→ **Your goal**: Write out the material exactly, with the pictures left out.

[Dataset entries on figures]
* Begin *
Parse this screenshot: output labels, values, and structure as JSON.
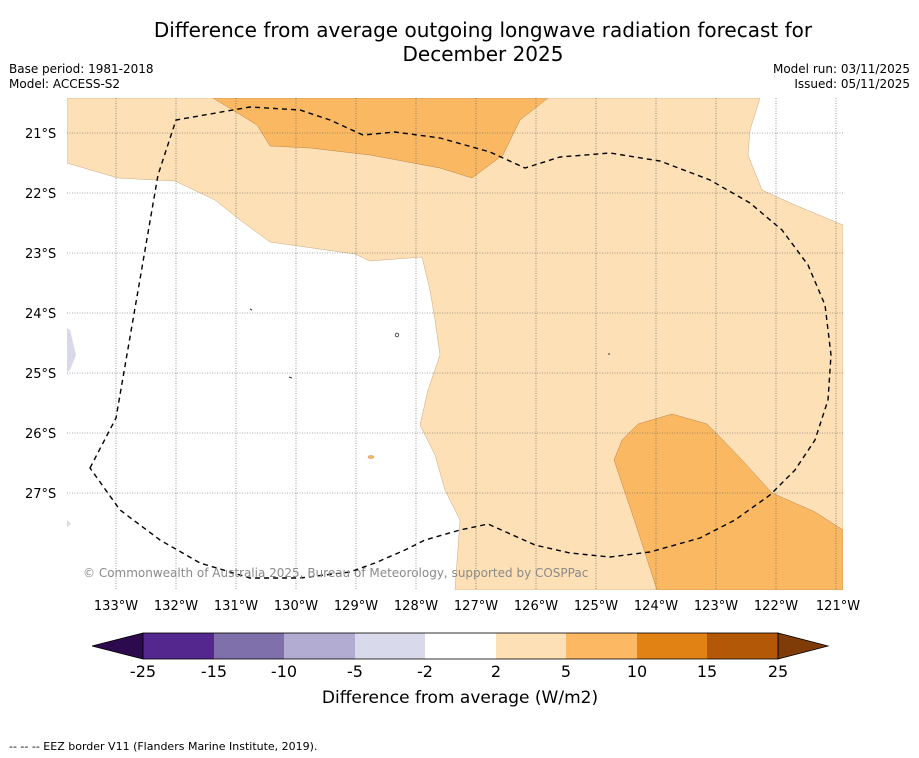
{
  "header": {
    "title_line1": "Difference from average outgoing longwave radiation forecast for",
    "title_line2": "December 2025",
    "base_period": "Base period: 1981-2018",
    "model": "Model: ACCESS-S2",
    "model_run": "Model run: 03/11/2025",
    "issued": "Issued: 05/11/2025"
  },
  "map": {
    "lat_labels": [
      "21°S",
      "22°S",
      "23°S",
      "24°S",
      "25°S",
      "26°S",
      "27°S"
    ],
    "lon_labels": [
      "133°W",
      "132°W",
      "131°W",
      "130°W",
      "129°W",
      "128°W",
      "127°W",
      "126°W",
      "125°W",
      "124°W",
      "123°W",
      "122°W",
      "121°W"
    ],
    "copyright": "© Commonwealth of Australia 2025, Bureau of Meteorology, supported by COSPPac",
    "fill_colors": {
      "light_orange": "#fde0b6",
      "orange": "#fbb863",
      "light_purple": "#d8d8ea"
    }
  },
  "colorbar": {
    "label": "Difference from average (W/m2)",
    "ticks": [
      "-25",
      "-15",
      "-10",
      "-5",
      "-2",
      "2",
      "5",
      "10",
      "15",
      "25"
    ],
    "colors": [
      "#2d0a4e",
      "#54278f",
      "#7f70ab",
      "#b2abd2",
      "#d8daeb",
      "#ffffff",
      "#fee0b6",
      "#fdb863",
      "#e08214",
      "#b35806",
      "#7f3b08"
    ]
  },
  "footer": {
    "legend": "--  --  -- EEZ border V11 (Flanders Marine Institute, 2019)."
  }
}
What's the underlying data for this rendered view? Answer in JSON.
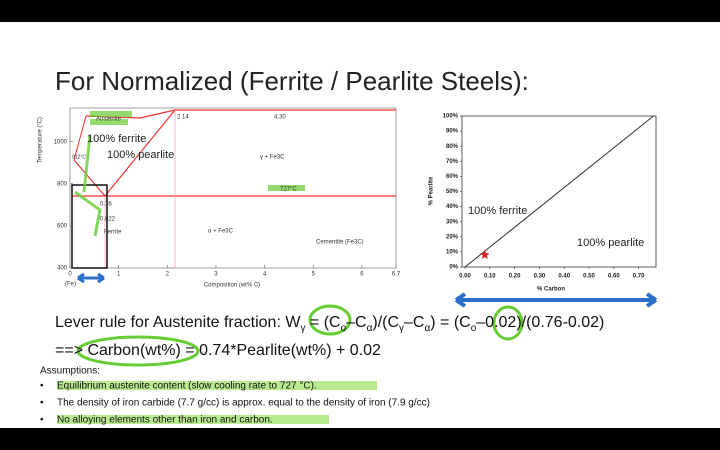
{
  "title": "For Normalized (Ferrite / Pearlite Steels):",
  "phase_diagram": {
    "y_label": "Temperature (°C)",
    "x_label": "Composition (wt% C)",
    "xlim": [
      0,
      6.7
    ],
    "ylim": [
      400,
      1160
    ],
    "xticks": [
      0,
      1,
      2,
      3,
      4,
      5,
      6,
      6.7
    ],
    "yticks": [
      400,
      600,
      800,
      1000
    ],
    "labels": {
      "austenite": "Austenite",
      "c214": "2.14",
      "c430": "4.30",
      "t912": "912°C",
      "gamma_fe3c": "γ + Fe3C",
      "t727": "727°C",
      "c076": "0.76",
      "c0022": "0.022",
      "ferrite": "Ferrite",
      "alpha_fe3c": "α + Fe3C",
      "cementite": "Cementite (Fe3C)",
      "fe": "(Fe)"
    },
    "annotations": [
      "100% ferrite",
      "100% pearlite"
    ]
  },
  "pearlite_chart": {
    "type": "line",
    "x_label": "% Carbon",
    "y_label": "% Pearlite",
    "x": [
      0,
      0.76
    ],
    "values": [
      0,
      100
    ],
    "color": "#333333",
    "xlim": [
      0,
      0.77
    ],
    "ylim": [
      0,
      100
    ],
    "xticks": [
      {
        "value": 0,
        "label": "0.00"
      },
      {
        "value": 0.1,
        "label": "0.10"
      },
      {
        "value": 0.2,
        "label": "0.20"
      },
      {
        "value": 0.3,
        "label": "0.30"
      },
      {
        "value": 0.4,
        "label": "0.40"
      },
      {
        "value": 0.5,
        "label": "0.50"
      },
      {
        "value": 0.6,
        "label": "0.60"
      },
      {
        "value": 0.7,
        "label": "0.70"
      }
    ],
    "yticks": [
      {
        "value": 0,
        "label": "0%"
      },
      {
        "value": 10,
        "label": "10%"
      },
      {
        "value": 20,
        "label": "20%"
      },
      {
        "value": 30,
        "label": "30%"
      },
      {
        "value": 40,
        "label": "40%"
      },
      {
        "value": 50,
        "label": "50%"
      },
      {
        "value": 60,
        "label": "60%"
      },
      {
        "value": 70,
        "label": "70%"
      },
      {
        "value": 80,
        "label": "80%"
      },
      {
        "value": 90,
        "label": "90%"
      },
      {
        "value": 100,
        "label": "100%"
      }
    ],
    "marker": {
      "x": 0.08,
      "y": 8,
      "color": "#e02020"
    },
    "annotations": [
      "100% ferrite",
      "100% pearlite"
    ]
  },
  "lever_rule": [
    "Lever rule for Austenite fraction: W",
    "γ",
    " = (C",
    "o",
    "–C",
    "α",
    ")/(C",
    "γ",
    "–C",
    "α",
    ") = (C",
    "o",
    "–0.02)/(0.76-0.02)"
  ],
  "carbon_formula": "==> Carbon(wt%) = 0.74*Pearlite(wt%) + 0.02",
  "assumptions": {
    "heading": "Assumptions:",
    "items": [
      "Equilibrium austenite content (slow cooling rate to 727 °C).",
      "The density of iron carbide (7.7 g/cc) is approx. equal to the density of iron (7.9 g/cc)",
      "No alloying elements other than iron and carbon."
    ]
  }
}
* End *
→ **Response**:
Parse this screenshot: output labels, values, and structure as JSON.
{
  "header": {
    "title_line1": "Difference from average outgoing longwave radiation forecast for",
    "title_line2": "December 2025",
    "base_period": "Base period: 1981-2018",
    "model": "Model: ACCESS-S2",
    "model_run": "Model run: 03/11/2025",
    "issued": "Issued: 05/11/2025"
  },
  "map": {
    "lat_labels": [
      "21°S",
      "22°S",
      "23°S",
      "24°S",
      "25°S",
      "26°S",
      "27°S"
    ],
    "lon_labels": [
      "133°W",
      "132°W",
      "131°W",
      "130°W",
      "129°W",
      "128°W",
      "127°W",
      "126°W",
      "125°W",
      "124°W",
      "123°W",
      "122°W",
      "121°W"
    ],
    "copyright": "© Commonwealth of Australia 2025, Bureau of Meteorology, supported by COSPPac",
    "fill_colors": {
      "light_orange": "#fde0b6",
      "orange": "#fbb863",
      "light_purple": "#d8d8ea"
    }
  },
  "colorbar": {
    "label": "Difference from average (W/m2)",
    "ticks": [
      "-25",
      "-15",
      "-10",
      "-5",
      "-2",
      "2",
      "5",
      "10",
      "15",
      "25"
    ],
    "colors": [
      "#2d0a4e",
      "#54278f",
      "#7f70ab",
      "#b2abd2",
      "#d8daeb",
      "#ffffff",
      "#fee0b6",
      "#fdb863",
      "#e08214",
      "#b35806",
      "#7f3b08"
    ]
  },
  "footer": {
    "legend": "--  --  -- EEZ border V11 (Flanders Marine Institute, 2019)."
  }
}
What's the underlying data for this rendered view? Answer in JSON.
{
  "title": "For Normalized (Ferrite / Pearlite Steels):",
  "phase_diagram": {
    "y_label": "Temperature (°C)",
    "x_label": "Composition (wt% C)",
    "xlim": [
      0,
      6.7
    ],
    "ylim": [
      400,
      1160
    ],
    "xticks": [
      0,
      1,
      2,
      3,
      4,
      5,
      6,
      6.7
    ],
    "yticks": [
      400,
      600,
      800,
      1000
    ],
    "labels": {
      "austenite": "Austenite",
      "c214": "2.14",
      "c430": "4.30",
      "t912": "912°C",
      "gamma_fe3c": "γ + Fe3C",
      "t727": "727°C",
      "c076": "0.76",
      "c0022": "0.022",
      "ferrite": "Ferrite",
      "alpha_fe3c": "α + Fe3C",
      "cementite": "Cementite (Fe3C)",
      "fe": "(Fe)"
    },
    "annotations": [
      "100% ferrite",
      "100% pearlite"
    ]
  },
  "pearlite_chart": {
    "type": "line",
    "x_label": "% Carbon",
    "y_label": "% Pearlite",
    "x": [
      0,
      0.76
    ],
    "values": [
      0,
      100
    ],
    "color": "#333333",
    "xlim": [
      0,
      0.77
    ],
    "ylim": [
      0,
      100
    ],
    "xticks": [
      {
        "value": 0,
        "label": "0.00"
      },
      {
        "value": 0.1,
        "label": "0.10"
      },
      {
        "value": 0.2,
        "label": "0.20"
      },
      {
        "value": 0.3,
        "label": "0.30"
      },
      {
        "value": 0.4,
        "label": "0.40"
      },
      {
        "value": 0.5,
        "label": "0.50"
      },
      {
        "value": 0.6,
        "label": "0.60"
      },
      {
        "value": 0.7,
        "label": "0.70"
      }
    ],
    "yticks": [
      {
        "value": 0,
        "label": "0%"
      },
      {
        "value": 10,
        "label": "10%"
      },
      {
        "value": 20,
        "label": "20%"
      },
      {
        "value": 30,
        "label": "30%"
      },
      {
        "value": 40,
        "label": "40%"
      },
      {
        "value": 50,
        "label": "50%"
      },
      {
        "value": 60,
        "label": "60%"
      },
      {
        "value": 70,
        "label": "70%"
      },
      {
        "value": 80,
        "label": "80%"
      },
      {
        "value": 90,
        "label": "90%"
      },
      {
        "value": 100,
        "label": "100%"
      }
    ],
    "marker": {
      "x": 0.08,
      "y": 8,
      "color": "#e02020"
    },
    "annotations": [
      "100% ferrite",
      "100% pearlite"
    ]
  },
  "lever_rule": [
    "Lever rule for Austenite fraction: W",
    "γ",
    " = (C",
    "o",
    "–C",
    "α",
    ")/(C",
    "γ",
    "–C",
    "α",
    ") = (C",
    "o",
    "–0.02)/(0.76-0.02)"
  ],
  "carbon_formula": "==> Carbon(wt%) = 0.74*Pearlite(wt%) + 0.02",
  "assumptions": {
    "heading": "Assumptions:",
    "items": [
      "Equilibrium austenite content (slow cooling rate to 727 °C).",
      "The density of iron carbide (7.7 g/cc) is approx. equal to the density of iron (7.9 g/cc)",
      "No alloying elements other than iron and carbon."
    ]
  }
}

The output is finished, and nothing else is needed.